THE REQUEST:
Repeat all of the material below exactly as written, images excluded.

EXTRACTED ENTRIES:
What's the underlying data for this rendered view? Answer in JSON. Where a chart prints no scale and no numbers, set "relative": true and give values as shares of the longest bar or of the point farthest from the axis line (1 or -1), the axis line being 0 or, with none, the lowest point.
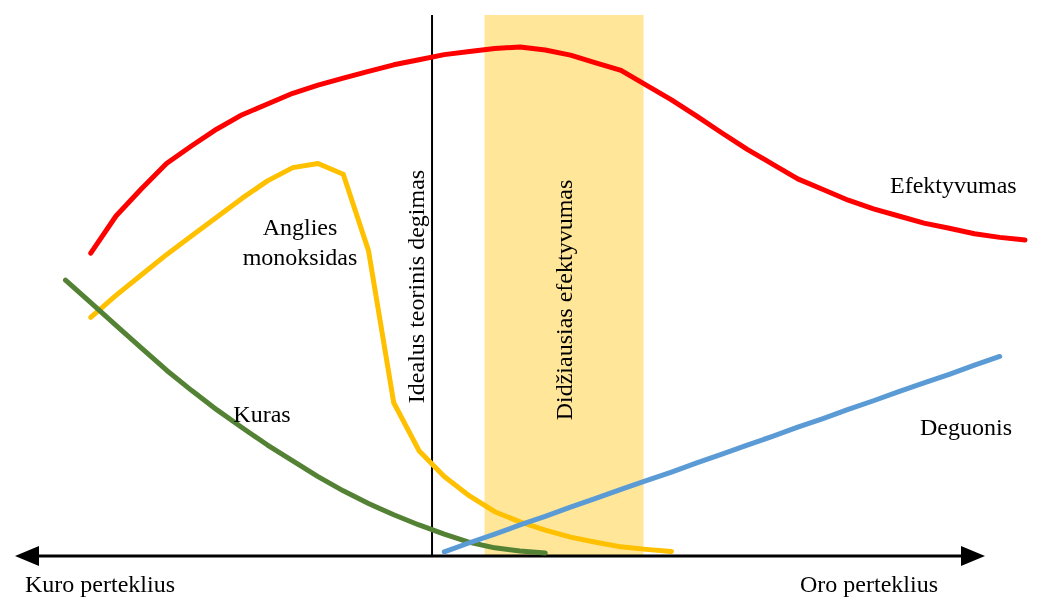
{
  "chart_data": {
    "type": "line",
    "relative": true,
    "tick_labels": false,
    "legend": false,
    "categories": [
      null,
      null,
      null,
      null,
      null,
      null,
      null,
      null,
      null,
      null,
      null,
      null,
      null,
      null,
      null,
      null,
      null,
      null,
      null,
      null,
      null,
      null,
      null,
      null,
      null,
      null,
      null,
      null,
      null,
      null,
      null,
      null,
      null,
      null,
      null,
      null,
      null,
      null,
      null,
      null,
      null
    ],
    "series": [
      {
        "name": "Efektyvumas",
        "color": "#ff0000",
        "values": [
          null,
          null,
          null,
          0.595,
          0.668,
          0.721,
          0.771,
          0.806,
          0.839,
          0.867,
          0.888,
          0.909,
          0.925,
          0.939,
          0.952,
          0.965,
          0.975,
          0.985,
          0.991,
          0.997,
          1,
          0.994,
          0.984,
          0.969,
          0.954,
          0.925,
          0.896,
          0.864,
          0.831,
          0.799,
          0.77,
          0.741,
          0.72,
          0.699,
          0.682,
          0.668,
          0.654,
          0.644,
          0.633,
          0.626,
          0.621
        ]
      },
      {
        "name": "Anglies monoksidas",
        "color": "#ffc000",
        "values": [
          null,
          null,
          null,
          0.469,
          0.512,
          0.552,
          0.592,
          0.629,
          0.666,
          0.703,
          0.737,
          0.763,
          0.771,
          0.75,
          0.6,
          0.301,
          0.207,
          0.156,
          0.118,
          0.087,
          0.067,
          0.051,
          0.037,
          0.027,
          0.018,
          0.013,
          0.009,
          null,
          null,
          null,
          null,
          null,
          null,
          null,
          null,
          null,
          null,
          null,
          null,
          null,
          null
        ]
      },
      {
        "name": "Kuras",
        "color": "#548235",
        "values": [
          null,
          null,
          0.542,
          0.498,
          0.453,
          0.409,
          0.365,
          0.325,
          0.287,
          0.252,
          0.218,
          0.187,
          0.156,
          0.128,
          0.103,
          0.081,
          0.061,
          0.043,
          0.027,
          0.016,
          0.01,
          0.006,
          null,
          null,
          null,
          null,
          null,
          null,
          null,
          null,
          null,
          null,
          null,
          null,
          null,
          null,
          null,
          null,
          null,
          null,
          null
        ]
      },
      {
        "name": "Deguonis",
        "color": "#5b9bd5",
        "values": [
          null,
          null,
          null,
          null,
          null,
          null,
          null,
          null,
          null,
          null,
          null,
          null,
          null,
          null,
          null,
          null,
          null,
          0.008,
          0.026,
          0.043,
          0.061,
          0.078,
          0.096,
          0.113,
          0.131,
          0.148,
          0.165,
          0.183,
          0.2,
          0.218,
          0.235,
          0.253,
          0.27,
          0.288,
          0.305,
          0.323,
          0.34,
          0.357,
          0.375,
          0.392,
          null
        ]
      }
    ],
    "ref_lines": [
      {
        "axis": "x",
        "label": "Idealus teorinis degimas",
        "color": "#000000"
      }
    ],
    "annotations": [
      "Kuro perteklius",
      "Oro perteklius",
      "Didžiausias efektyvumas"
    ]
  }
}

EXERCISE OUTPUT:
What's the underlying data for this rendered view? Answer in JSON. Where a chart prints no scale and no numbers, set "relative": true and give values as shares of the longest bar or of the point farthest from the axis line (1 or -1), the axis line being 0 or, with none, the lowest point.
{
  "chart_data": {
    "type": "line",
    "relative": true,
    "tick_labels": false,
    "legend": false,
    "categories": [
      null,
      null,
      null,
      null,
      null,
      null,
      null,
      null,
      null,
      null,
      null,
      null,
      null,
      null,
      null,
      null,
      null,
      null,
      null,
      null,
      null,
      null,
      null,
      null,
      null,
      null,
      null,
      null,
      null,
      null,
      null,
      null,
      null,
      null,
      null,
      null,
      null,
      null,
      null,
      null,
      null
    ],
    "series": [
      {
        "name": "Efektyvumas",
        "color": "#ff0000",
        "values": [
          null,
          null,
          null,
          0.595,
          0.668,
          0.721,
          0.771,
          0.806,
          0.839,
          0.867,
          0.888,
          0.909,
          0.925,
          0.939,
          0.952,
          0.965,
          0.975,
          0.985,
          0.991,
          0.997,
          1,
          0.994,
          0.984,
          0.969,
          0.954,
          0.925,
          0.896,
          0.864,
          0.831,
          0.799,
          0.77,
          0.741,
          0.72,
          0.699,
          0.682,
          0.668,
          0.654,
          0.644,
          0.633,
          0.626,
          0.621
        ]
      },
      {
        "name": "Anglies monoksidas",
        "color": "#ffc000",
        "values": [
          null,
          null,
          null,
          0.469,
          0.512,
          0.552,
          0.592,
          0.629,
          0.666,
          0.703,
          0.737,
          0.763,
          0.771,
          0.75,
          0.6,
          0.301,
          0.207,
          0.156,
          0.118,
          0.087,
          0.067,
          0.051,
          0.037,
          0.027,
          0.018,
          0.013,
          0.009,
          null,
          null,
          null,
          null,
          null,
          null,
          null,
          null,
          null,
          null,
          null,
          null,
          null,
          null
        ]
      },
      {
        "name": "Kuras",
        "color": "#548235",
        "values": [
          null,
          null,
          0.542,
          0.498,
          0.453,
          0.409,
          0.365,
          0.325,
          0.287,
          0.252,
          0.218,
          0.187,
          0.156,
          0.128,
          0.103,
          0.081,
          0.061,
          0.043,
          0.027,
          0.016,
          0.01,
          0.006,
          null,
          null,
          null,
          null,
          null,
          null,
          null,
          null,
          null,
          null,
          null,
          null,
          null,
          null,
          null,
          null,
          null,
          null,
          null
        ]
      },
      {
        "name": "Deguonis",
        "color": "#5b9bd5",
        "values": [
          null,
          null,
          null,
          null,
          null,
          null,
          null,
          null,
          null,
          null,
          null,
          null,
          null,
          null,
          null,
          null,
          null,
          0.008,
          0.026,
          0.043,
          0.061,
          0.078,
          0.096,
          0.113,
          0.131,
          0.148,
          0.165,
          0.183,
          0.2,
          0.218,
          0.235,
          0.253,
          0.27,
          0.288,
          0.305,
          0.323,
          0.34,
          0.357,
          0.375,
          0.392,
          null
        ]
      }
    ],
    "ref_lines": [
      {
        "axis": "x",
        "label": "Idealus teorinis degimas",
        "color": "#000000"
      }
    ],
    "annotations": [
      "Kuro perteklius",
      "Oro perteklius",
      "Didžiausias efektyvumas"
    ]
  }
}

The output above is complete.